» **EXERCISE TASK**:
Collect each line of the records containing the string "Αξιολόγηση".

(Figure record listings)
◆ ◆ ◆

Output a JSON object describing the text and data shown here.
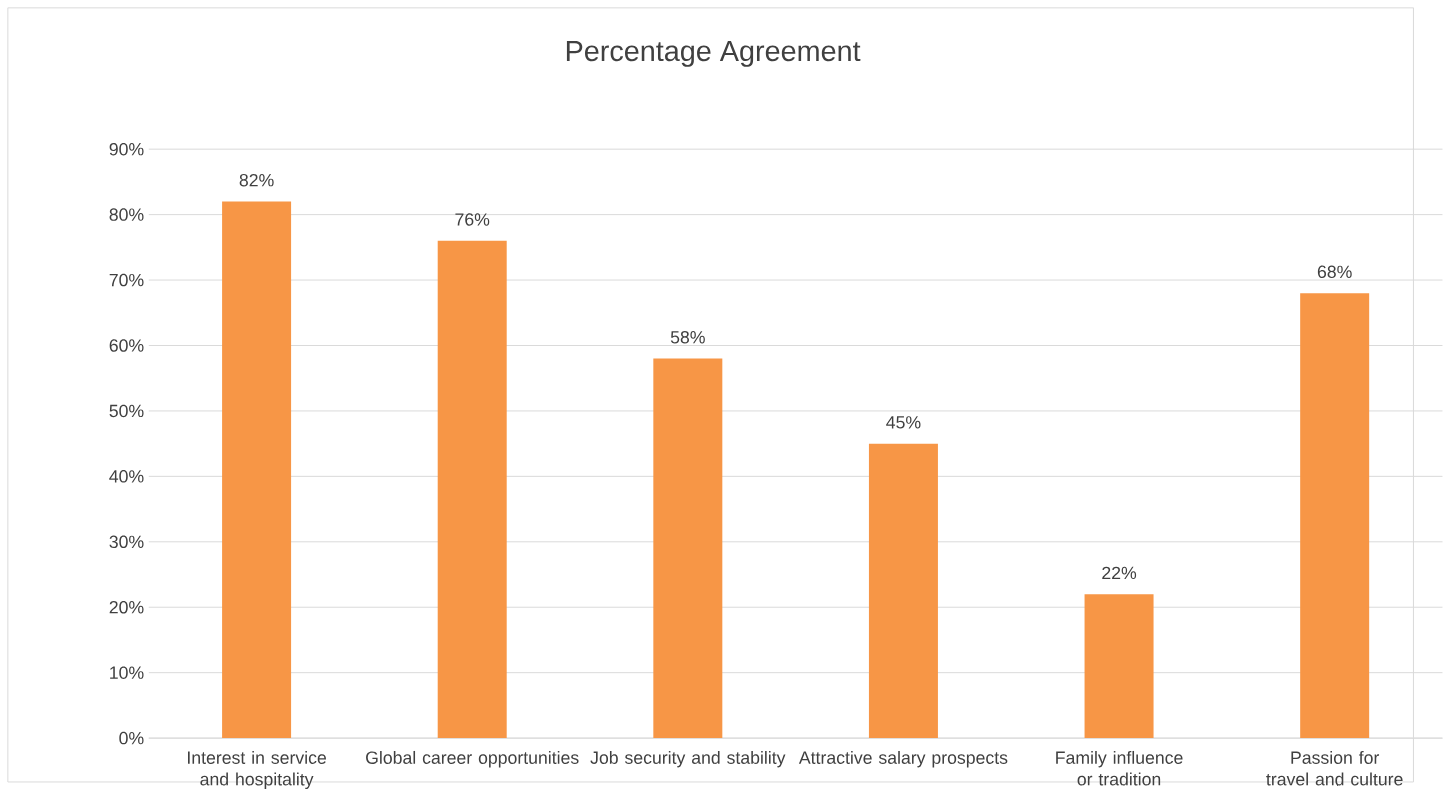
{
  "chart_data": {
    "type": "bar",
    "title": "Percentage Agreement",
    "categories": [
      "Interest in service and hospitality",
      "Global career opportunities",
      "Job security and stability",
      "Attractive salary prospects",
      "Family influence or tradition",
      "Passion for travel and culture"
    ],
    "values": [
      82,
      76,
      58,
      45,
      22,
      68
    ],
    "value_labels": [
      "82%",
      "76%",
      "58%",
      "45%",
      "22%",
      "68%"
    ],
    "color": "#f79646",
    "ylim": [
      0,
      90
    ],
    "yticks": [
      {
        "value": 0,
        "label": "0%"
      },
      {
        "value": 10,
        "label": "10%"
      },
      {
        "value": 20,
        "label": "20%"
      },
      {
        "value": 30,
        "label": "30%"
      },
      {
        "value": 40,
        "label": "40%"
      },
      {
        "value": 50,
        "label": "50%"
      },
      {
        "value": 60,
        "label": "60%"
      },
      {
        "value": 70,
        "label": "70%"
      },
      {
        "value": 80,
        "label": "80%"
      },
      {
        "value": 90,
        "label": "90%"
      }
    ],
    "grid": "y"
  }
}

◆ ◆ ◆

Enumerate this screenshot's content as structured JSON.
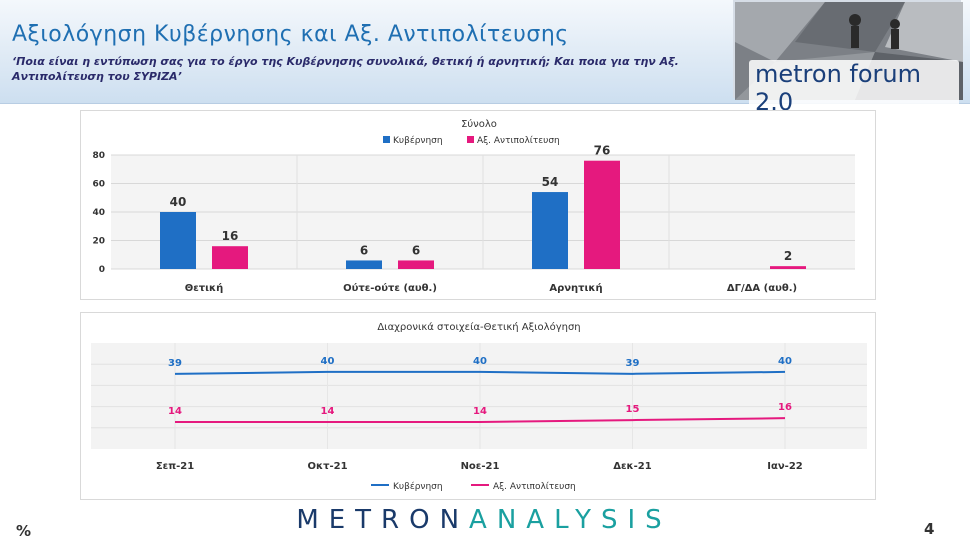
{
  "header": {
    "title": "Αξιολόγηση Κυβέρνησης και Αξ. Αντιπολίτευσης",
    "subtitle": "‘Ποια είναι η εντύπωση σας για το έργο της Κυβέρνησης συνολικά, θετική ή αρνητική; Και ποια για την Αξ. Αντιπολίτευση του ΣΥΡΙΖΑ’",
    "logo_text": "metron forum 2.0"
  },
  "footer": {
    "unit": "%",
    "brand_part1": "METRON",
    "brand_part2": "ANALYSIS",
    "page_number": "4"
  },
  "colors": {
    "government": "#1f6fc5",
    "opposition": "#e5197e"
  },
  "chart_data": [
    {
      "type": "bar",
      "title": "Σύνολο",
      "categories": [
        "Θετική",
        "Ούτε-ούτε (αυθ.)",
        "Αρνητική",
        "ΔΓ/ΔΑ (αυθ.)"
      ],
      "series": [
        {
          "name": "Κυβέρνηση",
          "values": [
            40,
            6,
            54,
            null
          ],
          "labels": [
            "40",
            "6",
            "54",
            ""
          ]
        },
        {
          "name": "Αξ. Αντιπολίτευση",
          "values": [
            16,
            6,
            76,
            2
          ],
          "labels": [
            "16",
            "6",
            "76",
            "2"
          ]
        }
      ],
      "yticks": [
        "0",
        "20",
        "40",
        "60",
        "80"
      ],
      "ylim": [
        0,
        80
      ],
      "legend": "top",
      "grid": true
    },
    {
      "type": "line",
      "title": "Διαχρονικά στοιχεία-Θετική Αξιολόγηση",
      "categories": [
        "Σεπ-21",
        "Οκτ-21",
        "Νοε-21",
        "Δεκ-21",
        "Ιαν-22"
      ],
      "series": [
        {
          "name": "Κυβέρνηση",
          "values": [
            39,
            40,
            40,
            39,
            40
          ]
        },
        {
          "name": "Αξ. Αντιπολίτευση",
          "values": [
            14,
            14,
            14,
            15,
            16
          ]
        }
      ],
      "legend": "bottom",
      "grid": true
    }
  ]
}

◆ ◆ ◆

» **IN RESPONSE**:
    "title": "Αξιολόγηση Κυβέρνησης και Αξ. Αντιπολίτευσης",
      "title": "Διαχρονικά στοιχεία-Θετική Αξιολόγηση",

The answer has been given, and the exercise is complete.